Exercise goal: Leave every picture out and write out the records below exactly.

====================

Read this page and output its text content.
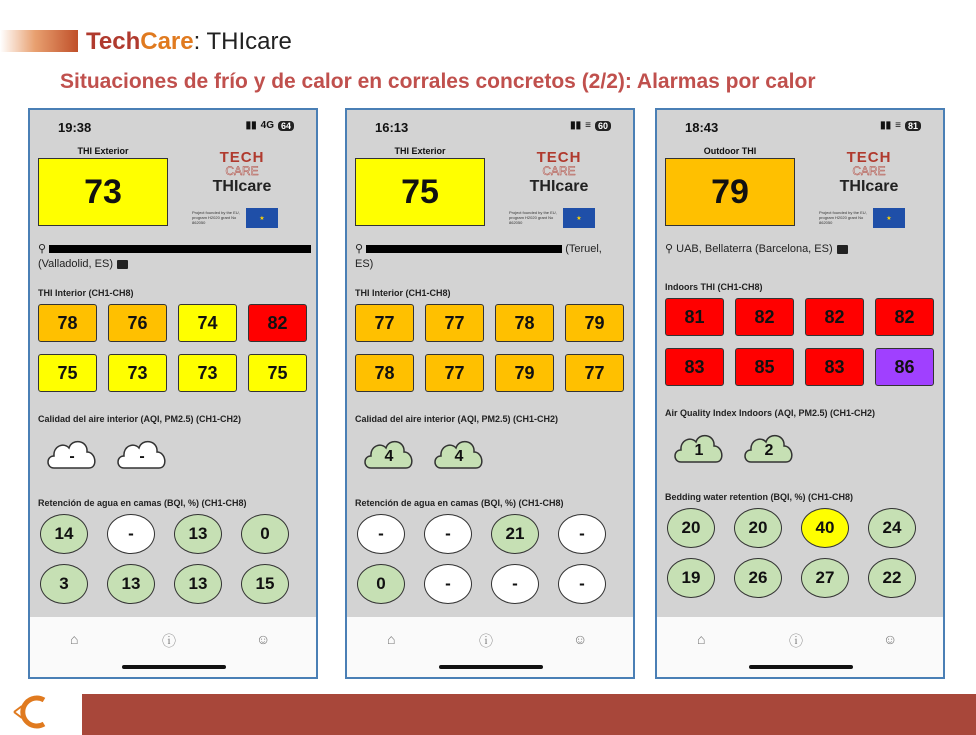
TechCare: THIcare
Situaciones de frío y de calor en corrales concretos (2/2): Alarmas por calor
19:38	▮▮ 4G 64
THI Exterior
73
TECH
CARE
THIcare
Project founded by the EU, program H2020 grant No 862050
★
⚲
(Valladolid, ES)
THI Interior (CH1-CH8)
78	76	74	82
75	73	73	75
Calidad del aire interior (AQI, PM2.5) (CH1-CH2)
-	-
Retención de agua en camas (BQI, %) (CH1-CH8)
14	-	13	0
3	13	13	15
⌂	ⓘ	☺
16:13	▮▮ ≡ 60
THI Exterior
75
TECH
CARE
THIcare
Project founded by the EU, program H2020 grant No 862050
★
⚲	(Teruel,
ES)
THI Interior (CH1-CH8)
77	77	78	79
78	77	79	77
Calidad del aire interior (AQI, PM2.5) (CH1-CH2)
4	4
Retención de agua en camas (BQI, %) (CH1-CH8)
-	-	21	-
0	-	-	-
⌂	ⓘ	☺
18:43	▮▮ ≡ 81
Outdoor THI
79
TECH
CARE
THIcare
Project founded by the EU, program H2020 grant No 862050
★
⚲ UAB, Bellaterra (Barcelona, ES)
Indoors THI (CH1-CH8)
81	82	82	82
83	85	83	86
Air Quality Index Indoors (AQI, PM2.5) (CH1-CH2)
1	2
Bedding water retention (BQI, %) (CH1-CH8)
20	20	40	24
19	26	27	22
⌂	ⓘ	☺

====================

Result for this exercise:
Read this page and output its text content.
TechCare: THIcare
Situaciones de frío y de calor en corrales concretos (2/2): Alarmas por calor
19:38	▮▮ 4G 64
THI Exterior
73
TECH
CARE
THIcare
Project founded by the EU, program H2020 grant No 862050
★
⚲
(Valladolid, ES)
THI Interior (CH1-CH8)
78	76	74	82
75	73	73	75
Calidad del aire interior (AQI, PM2.5) (CH1-CH2)
-	-
Retención de agua en camas (BQI, %) (CH1-CH8)
14	-	13	0
3	13	13	15
⌂	ⓘ	☺
16:13	▮▮ ≡ 60
THI Exterior
75
TECH
CARE
THIcare
Project founded by the EU, program H2020 grant No 862050
★
⚲	(Teruel,
ES)
THI Interior (CH1-CH8)
77	77	78	79
78	77	79	77
Calidad del aire interior (AQI, PM2.5) (CH1-CH2)
4	4
Retención de agua en camas (BQI, %) (CH1-CH8)
-	-	21	-
0	-	-	-
⌂	ⓘ	☺
18:43	▮▮ ≡ 81
Outdoor THI
79
TECH
CARE
THIcare
Project founded by the EU, program H2020 grant No 862050
★
⚲ UAB, Bellaterra (Barcelona, ES)
Indoors THI (CH1-CH8)
81	82	82	82
83	85	83	86
Air Quality Index Indoors (AQI, PM2.5) (CH1-CH2)
1	2
Bedding water retention (BQI, %) (CH1-CH8)
20	20	40	24
19	26	27	22
⌂	ⓘ	☺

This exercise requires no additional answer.